### Aim of the task
Reproduce the item below verbatim, leaving out the picture.

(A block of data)

▶

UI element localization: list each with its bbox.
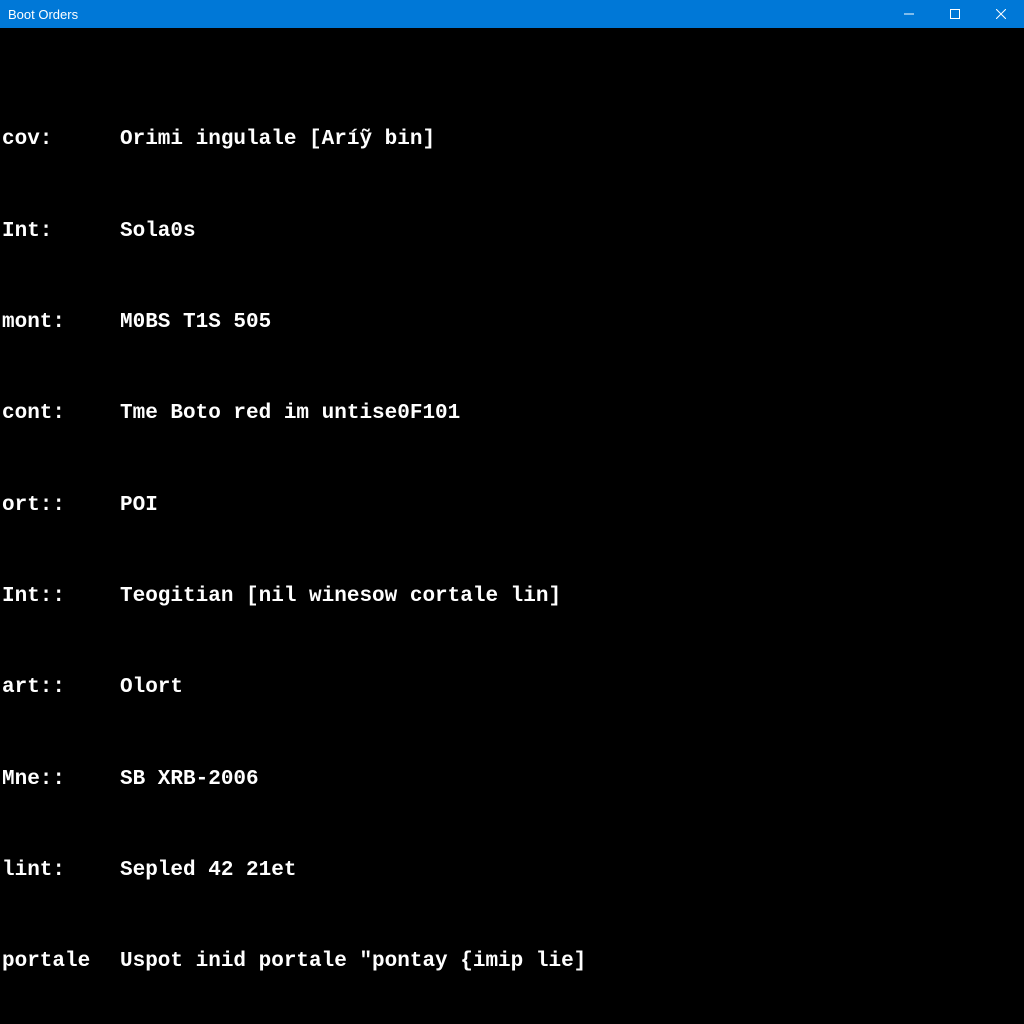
line-label: Int: xyxy=(2,217,120,247)
line-value: Olort xyxy=(120,673,183,703)
line-value: Tme Boto red im untise0F101 xyxy=(120,399,460,429)
line-value: Sola0s xyxy=(120,217,196,247)
app-window: Boot Orders cov:Orimi ingulale [Aríỹ bin… xyxy=(0,0,1024,1024)
line-label: ort:: xyxy=(2,491,120,521)
terminal-output[interactable]: cov:Orimi ingulale [Aríỹ bin] Int:Sola0s… xyxy=(0,28,1024,1024)
minimize-button[interactable] xyxy=(886,0,932,28)
line-label: lint: xyxy=(2,856,120,886)
output-line: lint:Sepled 42 21et xyxy=(0,856,1024,886)
line-label: mont: xyxy=(2,308,120,338)
minimize-icon xyxy=(904,9,914,19)
line-value: Sepled 42 21et xyxy=(120,856,296,886)
line-value: M0BS T1S 505 xyxy=(120,308,271,338)
line-label: Int:: xyxy=(2,582,120,612)
maximize-button[interactable] xyxy=(932,0,978,28)
output-line: cov:Orimi ingulale [Aríỹ bin] xyxy=(0,125,1024,155)
maximize-icon xyxy=(950,9,960,19)
line-value: SB XRB-2006 xyxy=(120,765,259,795)
line-value: Orimi ingulale [Aríỹ bin] xyxy=(120,125,435,155)
close-button[interactable] xyxy=(978,0,1024,28)
line-label: Mne:: xyxy=(2,765,120,795)
output-line: art::Olort xyxy=(0,673,1024,703)
line-label: cont: xyxy=(2,399,120,429)
output-line: Mne::SB XRB-2006 xyxy=(0,765,1024,795)
output-line: ort::POI xyxy=(0,491,1024,521)
titlebar[interactable]: Boot Orders xyxy=(0,0,1024,28)
close-icon xyxy=(996,9,1006,19)
line-value: Uspot inid portale "pontay {imip lie] xyxy=(120,947,586,977)
output-line: portaleUspot inid portale "pontay {imip … xyxy=(0,947,1024,977)
output-line: mont:M0BS T1S 505 xyxy=(0,308,1024,338)
output-line: Int:Sola0s xyxy=(0,217,1024,247)
output-line: cont:Tme Boto red im untise0F101 xyxy=(0,399,1024,429)
line-label: cov: xyxy=(2,125,120,155)
line-value: Teogitian [nil winesow cortale lin] xyxy=(120,582,561,612)
line-value: POI xyxy=(120,491,158,521)
window-controls xyxy=(886,0,1024,28)
line-label: art:: xyxy=(2,673,120,703)
output-line: Int::Teogitian [nil winesow cortale lin] xyxy=(0,582,1024,612)
window-title: Boot Orders xyxy=(8,7,78,22)
line-label: portale xyxy=(2,947,120,977)
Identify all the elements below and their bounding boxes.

◀

### The answer
UI element localization: list each with its bbox.
line-label: Int: xyxy=(2,217,120,247)
line-value: Olort xyxy=(120,673,183,703)
line-value: Tme Boto red im untise0F101 xyxy=(120,399,460,429)
line-value: Sola0s xyxy=(120,217,196,247)
app-window: Boot Orders cov:Orimi ingulale [Aríỹ bin… xyxy=(0,0,1024,1024)
line-label: ort:: xyxy=(2,491,120,521)
terminal-output[interactable]: cov:Orimi ingulale [Aríỹ bin] Int:Sola0s… xyxy=(0,28,1024,1024)
minimize-button[interactable] xyxy=(886,0,932,28)
line-label: lint: xyxy=(2,856,120,886)
output-line: lint:Sepled 42 21et xyxy=(0,856,1024,886)
line-label: mont: xyxy=(2,308,120,338)
minimize-icon xyxy=(904,9,914,19)
line-value: Sepled 42 21et xyxy=(120,856,296,886)
line-value: M0BS T1S 505 xyxy=(120,308,271,338)
line-label: Int:: xyxy=(2,582,120,612)
maximize-button[interactable] xyxy=(932,0,978,28)
output-line: cov:Orimi ingulale [Aríỹ bin] xyxy=(0,125,1024,155)
maximize-icon xyxy=(950,9,960,19)
line-value: SB XRB-2006 xyxy=(120,765,259,795)
line-value: Orimi ingulale [Aríỹ bin] xyxy=(120,125,435,155)
close-button[interactable] xyxy=(978,0,1024,28)
line-label: Mne:: xyxy=(2,765,120,795)
output-line: art::Olort xyxy=(0,673,1024,703)
line-label: cont: xyxy=(2,399,120,429)
output-line: Mne::SB XRB-2006 xyxy=(0,765,1024,795)
output-line: ort::POI xyxy=(0,491,1024,521)
titlebar[interactable]: Boot Orders xyxy=(0,0,1024,28)
close-icon xyxy=(996,9,1006,19)
line-value: Uspot inid portale "pontay {imip lie] xyxy=(120,947,586,977)
output-line: portaleUspot inid portale "pontay {imip … xyxy=(0,947,1024,977)
output-line: mont:M0BS T1S 505 xyxy=(0,308,1024,338)
output-line: Int:Sola0s xyxy=(0,217,1024,247)
output-line: cont:Tme Boto red im untise0F101 xyxy=(0,399,1024,429)
line-label: cov: xyxy=(2,125,120,155)
line-value: Teogitian [nil winesow cortale lin] xyxy=(120,582,561,612)
line-value: POI xyxy=(120,491,158,521)
window-controls xyxy=(886,0,1024,28)
line-label: art:: xyxy=(2,673,120,703)
output-line: Int::Teogitian [nil winesow cortale lin] xyxy=(0,582,1024,612)
window-title: Boot Orders xyxy=(8,7,78,22)
line-label: portale xyxy=(2,947,120,977)
Identify all the elements below and their bounding boxes.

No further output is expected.